• Set exercise:
Repeat each line exactly, leaving nothing out.

Entries from a dataset
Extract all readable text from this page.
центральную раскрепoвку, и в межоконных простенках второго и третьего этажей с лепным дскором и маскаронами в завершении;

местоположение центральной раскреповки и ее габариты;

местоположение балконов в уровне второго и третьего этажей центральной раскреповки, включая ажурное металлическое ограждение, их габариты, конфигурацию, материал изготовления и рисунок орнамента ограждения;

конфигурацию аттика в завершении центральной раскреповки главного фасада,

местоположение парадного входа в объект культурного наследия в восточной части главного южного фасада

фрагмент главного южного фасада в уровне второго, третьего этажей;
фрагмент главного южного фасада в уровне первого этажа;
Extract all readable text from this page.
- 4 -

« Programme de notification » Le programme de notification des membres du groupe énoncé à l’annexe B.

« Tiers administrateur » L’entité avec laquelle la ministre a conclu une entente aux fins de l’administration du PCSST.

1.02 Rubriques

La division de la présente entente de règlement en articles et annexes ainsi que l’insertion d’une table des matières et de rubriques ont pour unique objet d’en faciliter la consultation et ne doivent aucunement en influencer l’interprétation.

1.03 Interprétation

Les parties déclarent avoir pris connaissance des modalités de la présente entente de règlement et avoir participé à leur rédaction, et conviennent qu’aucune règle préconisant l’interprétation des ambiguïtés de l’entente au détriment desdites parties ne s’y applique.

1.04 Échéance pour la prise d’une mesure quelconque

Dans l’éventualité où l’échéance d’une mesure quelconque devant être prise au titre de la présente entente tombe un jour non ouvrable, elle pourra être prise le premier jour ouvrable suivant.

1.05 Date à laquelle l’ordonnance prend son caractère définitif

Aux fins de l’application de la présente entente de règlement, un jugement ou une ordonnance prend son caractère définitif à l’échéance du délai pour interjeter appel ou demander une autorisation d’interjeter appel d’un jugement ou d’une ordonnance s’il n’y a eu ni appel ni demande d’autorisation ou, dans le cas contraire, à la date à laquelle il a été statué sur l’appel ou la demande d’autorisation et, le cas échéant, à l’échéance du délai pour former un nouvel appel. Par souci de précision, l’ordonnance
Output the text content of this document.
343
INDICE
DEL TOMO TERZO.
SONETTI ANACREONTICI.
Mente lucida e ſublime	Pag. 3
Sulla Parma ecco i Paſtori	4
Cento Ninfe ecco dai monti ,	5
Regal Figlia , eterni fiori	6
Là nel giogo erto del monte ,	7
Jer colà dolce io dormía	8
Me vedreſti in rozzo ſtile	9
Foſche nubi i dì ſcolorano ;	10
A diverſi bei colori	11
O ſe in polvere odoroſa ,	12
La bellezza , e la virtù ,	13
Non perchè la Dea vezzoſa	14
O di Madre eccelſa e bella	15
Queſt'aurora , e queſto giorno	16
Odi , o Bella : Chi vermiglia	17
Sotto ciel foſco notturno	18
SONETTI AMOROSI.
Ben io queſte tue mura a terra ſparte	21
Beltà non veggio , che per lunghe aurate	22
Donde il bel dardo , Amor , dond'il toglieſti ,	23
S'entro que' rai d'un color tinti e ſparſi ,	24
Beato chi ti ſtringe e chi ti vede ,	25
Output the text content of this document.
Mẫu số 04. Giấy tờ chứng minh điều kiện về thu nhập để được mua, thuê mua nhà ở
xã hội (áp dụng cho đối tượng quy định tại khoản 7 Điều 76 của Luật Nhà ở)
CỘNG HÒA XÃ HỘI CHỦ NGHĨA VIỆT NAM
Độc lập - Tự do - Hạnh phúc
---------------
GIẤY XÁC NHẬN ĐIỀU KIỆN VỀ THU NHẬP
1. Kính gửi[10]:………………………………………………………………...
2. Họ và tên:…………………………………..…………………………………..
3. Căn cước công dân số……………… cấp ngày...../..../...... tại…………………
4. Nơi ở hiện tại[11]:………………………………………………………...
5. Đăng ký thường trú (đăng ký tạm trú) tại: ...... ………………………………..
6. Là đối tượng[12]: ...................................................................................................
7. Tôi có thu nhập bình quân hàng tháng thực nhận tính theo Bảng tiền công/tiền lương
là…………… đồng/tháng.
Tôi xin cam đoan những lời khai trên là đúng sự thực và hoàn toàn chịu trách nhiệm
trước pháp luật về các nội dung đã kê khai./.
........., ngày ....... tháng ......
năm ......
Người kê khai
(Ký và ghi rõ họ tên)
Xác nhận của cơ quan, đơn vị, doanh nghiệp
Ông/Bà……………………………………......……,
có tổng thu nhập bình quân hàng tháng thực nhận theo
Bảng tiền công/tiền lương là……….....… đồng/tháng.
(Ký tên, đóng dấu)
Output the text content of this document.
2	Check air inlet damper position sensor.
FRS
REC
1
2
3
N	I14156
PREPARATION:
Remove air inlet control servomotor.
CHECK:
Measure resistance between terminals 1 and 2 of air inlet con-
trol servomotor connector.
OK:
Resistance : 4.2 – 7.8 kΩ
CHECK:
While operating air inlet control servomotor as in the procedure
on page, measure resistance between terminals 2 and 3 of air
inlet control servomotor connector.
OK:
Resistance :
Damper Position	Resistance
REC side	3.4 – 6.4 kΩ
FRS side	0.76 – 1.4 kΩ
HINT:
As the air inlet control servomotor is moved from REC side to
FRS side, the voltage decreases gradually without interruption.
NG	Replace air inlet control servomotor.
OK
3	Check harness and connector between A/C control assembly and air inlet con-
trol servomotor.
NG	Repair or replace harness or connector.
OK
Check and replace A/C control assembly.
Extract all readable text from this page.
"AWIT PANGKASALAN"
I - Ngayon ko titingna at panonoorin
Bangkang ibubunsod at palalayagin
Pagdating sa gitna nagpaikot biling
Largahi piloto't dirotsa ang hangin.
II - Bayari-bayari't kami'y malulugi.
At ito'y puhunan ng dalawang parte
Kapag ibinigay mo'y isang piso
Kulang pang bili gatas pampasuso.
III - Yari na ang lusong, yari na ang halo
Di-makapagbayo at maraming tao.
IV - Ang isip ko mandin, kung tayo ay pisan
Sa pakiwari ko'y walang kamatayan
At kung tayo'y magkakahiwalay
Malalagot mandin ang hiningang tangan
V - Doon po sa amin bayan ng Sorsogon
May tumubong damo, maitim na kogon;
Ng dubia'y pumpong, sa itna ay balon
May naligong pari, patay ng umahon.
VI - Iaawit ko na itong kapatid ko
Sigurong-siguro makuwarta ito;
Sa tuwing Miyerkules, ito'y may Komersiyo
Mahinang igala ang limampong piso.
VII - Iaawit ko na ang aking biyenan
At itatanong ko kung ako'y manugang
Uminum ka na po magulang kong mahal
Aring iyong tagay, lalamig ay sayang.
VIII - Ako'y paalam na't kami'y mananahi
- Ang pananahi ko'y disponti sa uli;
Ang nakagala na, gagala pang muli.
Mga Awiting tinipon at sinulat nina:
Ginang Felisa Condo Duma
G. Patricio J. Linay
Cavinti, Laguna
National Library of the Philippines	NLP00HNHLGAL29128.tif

• Output for this task:
Extract all readable text from this page.
центральную раскрепoвку, и в межоконных простенках второго и третьего этажей с лепным дскором и маскаронами в завершении;

местоположение центральной раскреповки и ее габариты;

местоположение балконов в уровне второго и третьего этажей центральной раскреповки, включая ажурное металлическое ограждение, их габариты, конфигурацию, материал изготовления и рисунок орнамента ограждения;

конфигурацию аттика в завершении центральной раскреповки главного фасада,

местоположение парадного входа в объект культурного наследия в восточной части главного южного фасада

фрагмент главного южного фасада в уровне второго, третьего этажей;
фрагмент главного южного фасада в уровне первого этажа;
Extract all readable text from this page.
- 4 -

« Programme de notification » Le programme de notification des membres du groupe énoncé à l’annexe B.

« Tiers administrateur » L’entité avec laquelle la ministre a conclu une entente aux fins de l’administration du PCSST.

1.02 Rubriques

La division de la présente entente de règlement en articles et annexes ainsi que l’insertion d’une table des matières et de rubriques ont pour unique objet d’en faciliter la consultation et ne doivent aucunement en influencer l’interprétation.

1.03 Interprétation

Les parties déclarent avoir pris connaissance des modalités de la présente entente de règlement et avoir participé à leur rédaction, et conviennent qu’aucune règle préconisant l’interprétation des ambiguïtés de l’entente au détriment desdites parties ne s’y applique.

1.04 Échéance pour la prise d’une mesure quelconque

Dans l’éventualité où l’échéance d’une mesure quelconque devant être prise au titre de la présente entente tombe un jour non ouvrable, elle pourra être prise le premier jour ouvrable suivant.

1.05 Date à laquelle l’ordonnance prend son caractère définitif

Aux fins de l’application de la présente entente de règlement, un jugement ou une ordonnance prend son caractère définitif à l’échéance du délai pour interjeter appel ou demander une autorisation d’interjeter appel d’un jugement ou d’une ordonnance s’il n’y a eu ni appel ni demande d’autorisation ou, dans le cas contraire, à la date à laquelle il a été statué sur l’appel ou la demande d’autorisation et, le cas échéant, à l’échéance du délai pour former un nouvel appel. Par souci de précision, l’ordonnance
Output the text content of this document.
343
INDICE
DEL TOMO TERZO.
SONETTI ANACREONTICI.
Mente lucida e ſublime	Pag. 3
Sulla Parma ecco i Paſtori	4
Cento Ninfe ecco dai monti ,	5
Regal Figlia , eterni fiori	6
Là nel giogo erto del monte ,	7
Jer colà dolce io dormía	8
Me vedreſti in rozzo ſtile	9
Foſche nubi i dì ſcolorano ;	10
A diverſi bei colori	11
O ſe in polvere odoroſa ,	12
La bellezza , e la virtù ,	13
Non perchè la Dea vezzoſa	14
O di Madre eccelſa e bella	15
Queſt'aurora , e queſto giorno	16
Odi , o Bella : Chi vermiglia	17
Sotto ciel foſco notturno	18
SONETTI AMOROSI.
Ben io queſte tue mura a terra ſparte	21
Beltà non veggio , che per lunghe aurate	22
Donde il bel dardo , Amor , dond'il toglieſti ,	23
S'entro que' rai d'un color tinti e ſparſi ,	24
Beato chi ti ſtringe e chi ti vede ,	25
Output the text content of this document.
Mẫu số 04. Giấy tờ chứng minh điều kiện về thu nhập để được mua, thuê mua nhà ở
xã hội (áp dụng cho đối tượng quy định tại khoản 7 Điều 76 của Luật Nhà ở)
CỘNG HÒA XÃ HỘI CHỦ NGHĨA VIỆT NAM
Độc lập - Tự do - Hạnh phúc
---------------
GIẤY XÁC NHẬN ĐIỀU KIỆN VỀ THU NHẬP
1. Kính gửi[10]:………………………………………………………………...
2. Họ và tên:…………………………………..…………………………………..
3. Căn cước công dân số……………… cấp ngày...../..../...... tại…………………
4. Nơi ở hiện tại[11]:………………………………………………………...
5. Đăng ký thường trú (đăng ký tạm trú) tại: ...... ………………………………..
6. Là đối tượng[12]: ...................................................................................................
7. Tôi có thu nhập bình quân hàng tháng thực nhận tính theo Bảng tiền công/tiền lương
là…………… đồng/tháng.
Tôi xin cam đoan những lời khai trên là đúng sự thực và hoàn toàn chịu trách nhiệm
trước pháp luật về các nội dung đã kê khai./.
........., ngày ....... tháng ......
năm ......
Người kê khai
(Ký và ghi rõ họ tên)
Xác nhận của cơ quan, đơn vị, doanh nghiệp
Ông/Bà……………………………………......……,
có tổng thu nhập bình quân hàng tháng thực nhận theo
Bảng tiền công/tiền lương là……….....… đồng/tháng.
(Ký tên, đóng dấu)
Output the text content of this document.
2	Check air inlet damper position sensor.
FRS
REC
1
2
3
N	I14156
PREPARATION:
Remove air inlet control servomotor.
CHECK:
Measure resistance between terminals 1 and 2 of air inlet con-
trol servomotor connector.
OK:
Resistance : 4.2 – 7.8 kΩ
CHECK:
While operating air inlet control servomotor as in the procedure
on page, measure resistance between terminals 2 and 3 of air
inlet control servomotor connector.
OK:
Resistance :
Damper Position	Resistance
REC side	3.4 – 6.4 kΩ
FRS side	0.76 – 1.4 kΩ
HINT:
As the air inlet control servomotor is moved from REC side to
FRS side, the voltage decreases gradually without interruption.
NG	Replace air inlet control servomotor.
OK
3	Check harness and connector between A/C control assembly and air inlet con-
trol servomotor.
NG	Repair or replace harness or connector.
OK
Check and replace A/C control assembly.
Extract all readable text from this page.
"AWIT PANGKASALAN"
I - Ngayon ko titingna at panonoorin
Bangkang ibubunsod at palalayagin
Pagdating sa gitna nagpaikot biling
Largahi piloto't dirotsa ang hangin.
II - Bayari-bayari't kami'y malulugi.
At ito'y puhunan ng dalawang parte
Kapag ibinigay mo'y isang piso
Kulang pang bili gatas pampasuso.
III - Yari na ang lusong, yari na ang halo
Di-makapagbayo at maraming tao.
IV - Ang isip ko mandin, kung tayo ay pisan
Sa pakiwari ko'y walang kamatayan
At kung tayo'y magkakahiwalay
Malalagot mandin ang hiningang tangan
V - Doon po sa amin bayan ng Sorsogon
May tumubong damo, maitim na kogon;
Ng dubia'y pumpong, sa itna ay balon
May naligong pari, patay ng umahon.
VI - Iaawit ko na itong kapatid ko
Sigurong-siguro makuwarta ito;
Sa tuwing Miyerkules, ito'y may Komersiyo
Mahinang igala ang limampong piso.
VII - Iaawit ko na ang aking biyenan
At itatanong ko kung ako'y manugang
Uminum ka na po magulang kong mahal
Aring iyong tagay, lalamig ay sayang.
VIII - Ako'y paalam na't kami'y mananahi
- Ang pananahi ko'y disponti sa uli;
Ang nakagala na, gagala pang muli.
Mga Awiting tinipon at sinulat nina:
Ginang Felisa Condo Duma
G. Patricio J. Linay
Cavinti, Laguna
National Library of the Philippines	NLP00HNHLGAL29128.tif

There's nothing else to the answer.